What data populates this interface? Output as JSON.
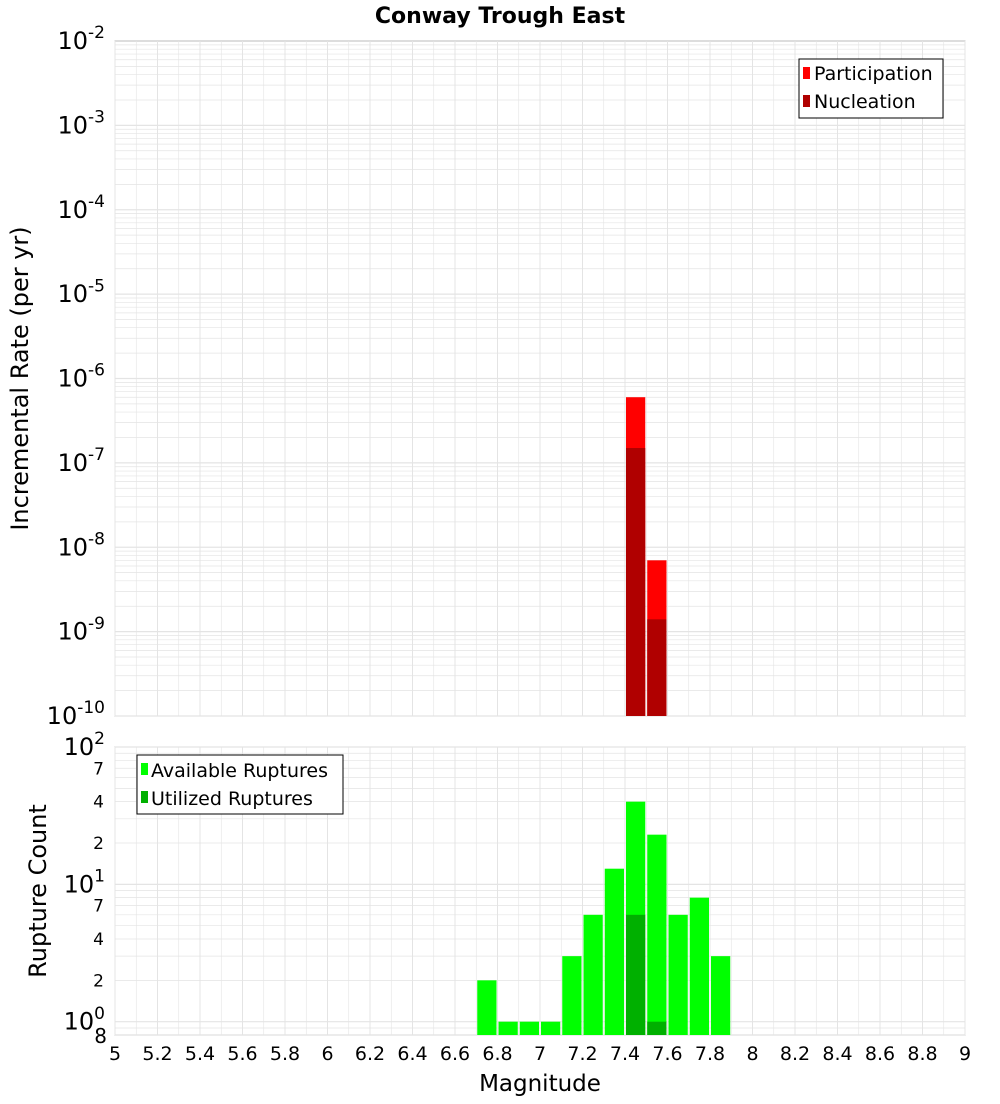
{
  "title": "Conway Trough East",
  "colors": {
    "participation": "#ff0000",
    "nucleation": "#b00000",
    "available": "#00ff00",
    "utilized": "#00b000",
    "grid": "#e4e4e4",
    "plot_border": "#bbbbbb"
  },
  "chart_data": [
    {
      "type": "bar",
      "title": "Conway Trough East",
      "xlabel": "",
      "ylabel": "Incremental Rate (per yr)",
      "yscale": "log",
      "ylim": [
        1e-10,
        0.01
      ],
      "xlim": [
        5,
        9
      ],
      "y_tick_labels": [
        {
          "base": "10",
          "exp": "-10"
        },
        {
          "base": "10",
          "exp": "-9"
        },
        {
          "base": "10",
          "exp": "-8"
        },
        {
          "base": "10",
          "exp": "-7"
        },
        {
          "base": "10",
          "exp": "-6"
        },
        {
          "base": "10",
          "exp": "-5"
        },
        {
          "base": "10",
          "exp": "-4"
        },
        {
          "base": "10",
          "exp": "-3"
        },
        {
          "base": "10",
          "exp": "-2"
        }
      ],
      "bin_width": 0.1,
      "legend": {
        "placement": "top-right",
        "entries": [
          "Participation",
          "Nucleation"
        ]
      },
      "series": [
        {
          "name": "Participation",
          "x": [
            7.45,
            7.55
          ],
          "values": [
            6e-07,
            7e-09
          ]
        },
        {
          "name": "Nucleation",
          "x": [
            7.45,
            7.55
          ],
          "values": [
            1.5e-07,
            1.4e-09
          ]
        }
      ],
      "grid": true
    },
    {
      "type": "bar",
      "xlabel": "Magnitude",
      "ylabel": "Rupture Count",
      "yscale": "log",
      "ylim": [
        0.8,
        100
      ],
      "xlim": [
        5,
        9
      ],
      "x_tick_labels": [
        "5",
        "5.2",
        "5.4",
        "5.6",
        "5.8",
        "6",
        "6.2",
        "6.4",
        "6.6",
        "6.8",
        "7",
        "7.2",
        "7.4",
        "7.6",
        "7.8",
        "8",
        "8.2",
        "8.4",
        "8.6",
        "8.8",
        "9"
      ],
      "y_tick_labels": [
        {
          "text": "10",
          "exp": "0",
          "major": true
        },
        {
          "text": "2",
          "major": false
        },
        {
          "text": "4",
          "major": false
        },
        {
          "text": "7",
          "major": false
        },
        {
          "text": "10",
          "exp": "1",
          "major": true
        },
        {
          "text": "2",
          "major": false
        },
        {
          "text": "4",
          "major": false
        },
        {
          "text": "7",
          "major": false
        },
        {
          "text": "10",
          "exp": "2",
          "major": true
        }
      ],
      "y_axis_bottom_label": "8",
      "bin_width": 0.1,
      "legend": {
        "placement": "top-left",
        "entries": [
          "Available Ruptures",
          "Utilized Ruptures"
        ]
      },
      "series": [
        {
          "name": "Available Ruptures",
          "x": [
            6.75,
            6.85,
            6.95,
            7.05,
            7.15,
            7.25,
            7.35,
            7.45,
            7.55,
            7.65,
            7.75,
            7.85
          ],
          "values": [
            2,
            1,
            1,
            1,
            3,
            6,
            13,
            40,
            23,
            6,
            8,
            3
          ]
        },
        {
          "name": "Utilized Ruptures",
          "x": [
            7.45,
            7.55
          ],
          "values": [
            6,
            1
          ]
        }
      ],
      "grid": true
    }
  ]
}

### [TASK BRIEF]
None of the pictures should appear; repeat the records exactly otherwise.

### [PROBLEM SOLUTION]
What data populates this interface? Output as JSON.
{
  "title": "Conway Trough East",
  "colors": {
    "participation": "#ff0000",
    "nucleation": "#b00000",
    "available": "#00ff00",
    "utilized": "#00b000",
    "grid": "#e4e4e4",
    "plot_border": "#bbbbbb"
  },
  "chart_data": [
    {
      "type": "bar",
      "title": "Conway Trough East",
      "xlabel": "",
      "ylabel": "Incremental Rate (per yr)",
      "yscale": "log",
      "ylim": [
        1e-10,
        0.01
      ],
      "xlim": [
        5,
        9
      ],
      "y_tick_labels": [
        {
          "base": "10",
          "exp": "-10"
        },
        {
          "base": "10",
          "exp": "-9"
        },
        {
          "base": "10",
          "exp": "-8"
        },
        {
          "base": "10",
          "exp": "-7"
        },
        {
          "base": "10",
          "exp": "-6"
        },
        {
          "base": "10",
          "exp": "-5"
        },
        {
          "base": "10",
          "exp": "-4"
        },
        {
          "base": "10",
          "exp": "-3"
        },
        {
          "base": "10",
          "exp": "-2"
        }
      ],
      "bin_width": 0.1,
      "legend": {
        "placement": "top-right",
        "entries": [
          "Participation",
          "Nucleation"
        ]
      },
      "series": [
        {
          "name": "Participation",
          "x": [
            7.45,
            7.55
          ],
          "values": [
            6e-07,
            7e-09
          ]
        },
        {
          "name": "Nucleation",
          "x": [
            7.45,
            7.55
          ],
          "values": [
            1.5e-07,
            1.4e-09
          ]
        }
      ],
      "grid": true
    },
    {
      "type": "bar",
      "xlabel": "Magnitude",
      "ylabel": "Rupture Count",
      "yscale": "log",
      "ylim": [
        0.8,
        100
      ],
      "xlim": [
        5,
        9
      ],
      "x_tick_labels": [
        "5",
        "5.2",
        "5.4",
        "5.6",
        "5.8",
        "6",
        "6.2",
        "6.4",
        "6.6",
        "6.8",
        "7",
        "7.2",
        "7.4",
        "7.6",
        "7.8",
        "8",
        "8.2",
        "8.4",
        "8.6",
        "8.8",
        "9"
      ],
      "y_tick_labels": [
        {
          "text": "10",
          "exp": "0",
          "major": true
        },
        {
          "text": "2",
          "major": false
        },
        {
          "text": "4",
          "major": false
        },
        {
          "text": "7",
          "major": false
        },
        {
          "text": "10",
          "exp": "1",
          "major": true
        },
        {
          "text": "2",
          "major": false
        },
        {
          "text": "4",
          "major": false
        },
        {
          "text": "7",
          "major": false
        },
        {
          "text": "10",
          "exp": "2",
          "major": true
        }
      ],
      "y_axis_bottom_label": "8",
      "bin_width": 0.1,
      "legend": {
        "placement": "top-left",
        "entries": [
          "Available Ruptures",
          "Utilized Ruptures"
        ]
      },
      "series": [
        {
          "name": "Available Ruptures",
          "x": [
            6.75,
            6.85,
            6.95,
            7.05,
            7.15,
            7.25,
            7.35,
            7.45,
            7.55,
            7.65,
            7.75,
            7.85
          ],
          "values": [
            2,
            1,
            1,
            1,
            3,
            6,
            13,
            40,
            23,
            6,
            8,
            3
          ]
        },
        {
          "name": "Utilized Ruptures",
          "x": [
            7.45,
            7.55
          ],
          "values": [
            6,
            1
          ]
        }
      ],
      "grid": true
    }
  ]
}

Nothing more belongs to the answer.